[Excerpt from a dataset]
....
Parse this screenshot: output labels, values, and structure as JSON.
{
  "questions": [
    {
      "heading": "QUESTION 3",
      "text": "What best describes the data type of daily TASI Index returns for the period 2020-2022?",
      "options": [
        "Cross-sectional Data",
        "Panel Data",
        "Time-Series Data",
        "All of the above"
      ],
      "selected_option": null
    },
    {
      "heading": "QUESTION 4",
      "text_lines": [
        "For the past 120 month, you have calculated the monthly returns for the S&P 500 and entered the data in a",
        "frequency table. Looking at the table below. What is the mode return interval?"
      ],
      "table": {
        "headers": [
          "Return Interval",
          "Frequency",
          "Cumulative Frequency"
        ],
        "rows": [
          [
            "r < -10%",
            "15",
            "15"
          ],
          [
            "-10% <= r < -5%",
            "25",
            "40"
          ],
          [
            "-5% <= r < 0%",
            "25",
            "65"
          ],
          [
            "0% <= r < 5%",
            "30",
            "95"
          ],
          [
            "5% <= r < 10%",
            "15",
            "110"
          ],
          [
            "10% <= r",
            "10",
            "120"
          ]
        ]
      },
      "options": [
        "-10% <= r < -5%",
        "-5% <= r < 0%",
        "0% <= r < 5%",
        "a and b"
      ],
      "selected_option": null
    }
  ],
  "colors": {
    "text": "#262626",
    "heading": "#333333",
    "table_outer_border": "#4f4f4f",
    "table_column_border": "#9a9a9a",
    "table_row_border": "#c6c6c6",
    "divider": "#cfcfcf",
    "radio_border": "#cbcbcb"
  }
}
....
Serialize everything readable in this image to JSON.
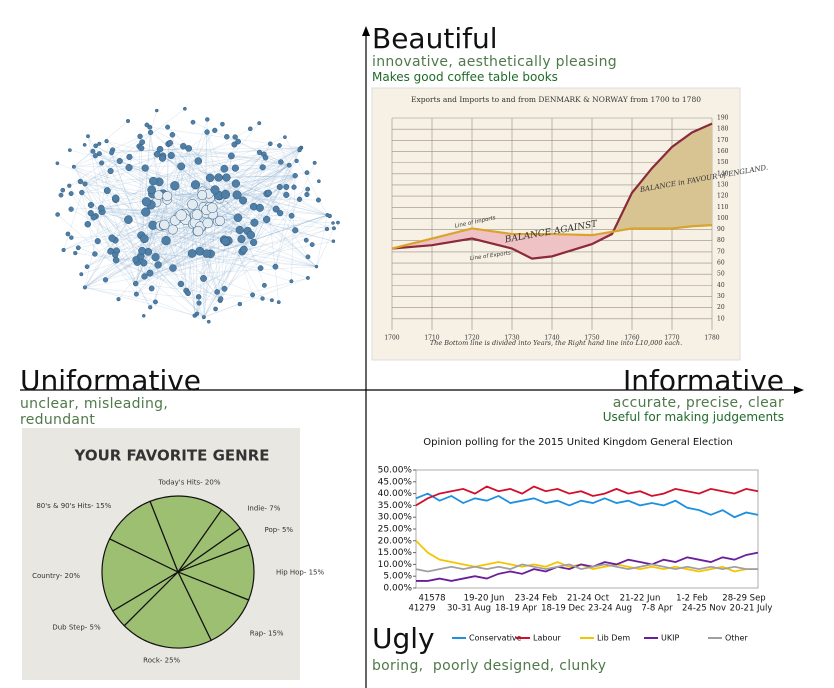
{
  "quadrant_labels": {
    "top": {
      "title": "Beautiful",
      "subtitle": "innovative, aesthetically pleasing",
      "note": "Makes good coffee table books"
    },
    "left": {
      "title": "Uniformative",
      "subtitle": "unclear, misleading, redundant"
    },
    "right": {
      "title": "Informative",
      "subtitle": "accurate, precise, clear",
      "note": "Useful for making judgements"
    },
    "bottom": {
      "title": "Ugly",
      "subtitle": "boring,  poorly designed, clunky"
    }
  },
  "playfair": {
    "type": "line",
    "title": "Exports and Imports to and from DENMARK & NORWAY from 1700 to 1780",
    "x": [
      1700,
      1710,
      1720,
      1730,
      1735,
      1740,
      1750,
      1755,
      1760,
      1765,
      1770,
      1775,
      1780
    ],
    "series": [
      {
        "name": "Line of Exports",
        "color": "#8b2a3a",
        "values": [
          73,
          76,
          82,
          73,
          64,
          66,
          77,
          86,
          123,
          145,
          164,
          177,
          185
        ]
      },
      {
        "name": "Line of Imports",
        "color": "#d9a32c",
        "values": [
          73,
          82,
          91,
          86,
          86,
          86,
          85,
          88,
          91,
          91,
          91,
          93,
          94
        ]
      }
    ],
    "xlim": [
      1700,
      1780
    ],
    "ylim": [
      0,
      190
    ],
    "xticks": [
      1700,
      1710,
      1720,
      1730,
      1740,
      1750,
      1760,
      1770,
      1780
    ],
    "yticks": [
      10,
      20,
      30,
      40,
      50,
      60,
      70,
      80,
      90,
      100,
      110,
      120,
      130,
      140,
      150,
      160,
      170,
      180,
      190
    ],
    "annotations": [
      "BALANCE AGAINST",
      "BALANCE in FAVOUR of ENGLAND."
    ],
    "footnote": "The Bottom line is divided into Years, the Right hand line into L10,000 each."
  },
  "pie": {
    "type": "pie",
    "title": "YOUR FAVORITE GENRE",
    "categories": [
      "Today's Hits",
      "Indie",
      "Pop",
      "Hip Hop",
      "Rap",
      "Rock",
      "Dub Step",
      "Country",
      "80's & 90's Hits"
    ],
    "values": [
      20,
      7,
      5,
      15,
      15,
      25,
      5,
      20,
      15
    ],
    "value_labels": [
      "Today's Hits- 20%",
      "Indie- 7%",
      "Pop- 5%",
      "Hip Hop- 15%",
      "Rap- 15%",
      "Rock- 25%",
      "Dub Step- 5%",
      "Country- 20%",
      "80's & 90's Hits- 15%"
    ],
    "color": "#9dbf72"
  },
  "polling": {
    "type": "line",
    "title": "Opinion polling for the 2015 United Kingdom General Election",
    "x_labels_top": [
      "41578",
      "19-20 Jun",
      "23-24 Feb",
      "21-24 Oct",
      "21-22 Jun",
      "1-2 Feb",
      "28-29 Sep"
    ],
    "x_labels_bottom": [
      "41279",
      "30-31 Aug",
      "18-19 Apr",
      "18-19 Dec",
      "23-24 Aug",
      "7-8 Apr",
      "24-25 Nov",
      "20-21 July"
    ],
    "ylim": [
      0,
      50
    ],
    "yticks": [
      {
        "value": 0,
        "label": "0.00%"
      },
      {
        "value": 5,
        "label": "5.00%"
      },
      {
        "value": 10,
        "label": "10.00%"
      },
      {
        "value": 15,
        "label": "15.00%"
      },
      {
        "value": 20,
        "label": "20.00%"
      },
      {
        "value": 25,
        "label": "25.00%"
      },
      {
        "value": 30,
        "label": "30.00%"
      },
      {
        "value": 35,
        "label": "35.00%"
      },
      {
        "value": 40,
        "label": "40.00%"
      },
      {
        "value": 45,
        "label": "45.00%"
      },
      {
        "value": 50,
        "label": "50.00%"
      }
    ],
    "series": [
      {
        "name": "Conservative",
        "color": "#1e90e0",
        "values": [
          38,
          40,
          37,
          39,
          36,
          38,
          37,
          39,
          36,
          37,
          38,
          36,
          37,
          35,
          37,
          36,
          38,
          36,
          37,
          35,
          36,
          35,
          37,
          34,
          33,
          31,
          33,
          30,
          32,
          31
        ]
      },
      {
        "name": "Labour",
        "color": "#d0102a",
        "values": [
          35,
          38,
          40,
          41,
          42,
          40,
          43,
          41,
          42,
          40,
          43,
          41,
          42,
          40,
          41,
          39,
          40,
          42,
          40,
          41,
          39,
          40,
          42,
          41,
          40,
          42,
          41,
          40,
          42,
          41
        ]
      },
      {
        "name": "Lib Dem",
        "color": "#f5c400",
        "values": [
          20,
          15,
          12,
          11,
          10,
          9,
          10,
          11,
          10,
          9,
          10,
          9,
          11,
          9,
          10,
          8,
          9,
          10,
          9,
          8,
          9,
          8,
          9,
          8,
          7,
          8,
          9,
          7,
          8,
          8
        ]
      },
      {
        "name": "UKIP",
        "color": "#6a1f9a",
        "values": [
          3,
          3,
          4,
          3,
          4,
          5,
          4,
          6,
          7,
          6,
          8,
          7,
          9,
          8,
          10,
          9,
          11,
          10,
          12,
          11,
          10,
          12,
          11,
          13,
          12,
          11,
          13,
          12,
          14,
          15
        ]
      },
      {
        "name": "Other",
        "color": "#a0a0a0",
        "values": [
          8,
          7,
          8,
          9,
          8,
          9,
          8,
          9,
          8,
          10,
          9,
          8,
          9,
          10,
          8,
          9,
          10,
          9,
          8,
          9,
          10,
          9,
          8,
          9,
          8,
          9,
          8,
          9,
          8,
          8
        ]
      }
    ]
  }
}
....
--- TASK REQUIREMENTS ---
Every line of the listing that holds "this" should be found and copied.

--- THE SOLUTION ---
Parse this screenshot: output labels, values, and structure as JSON.
Serialize everything readable in this image to JSON.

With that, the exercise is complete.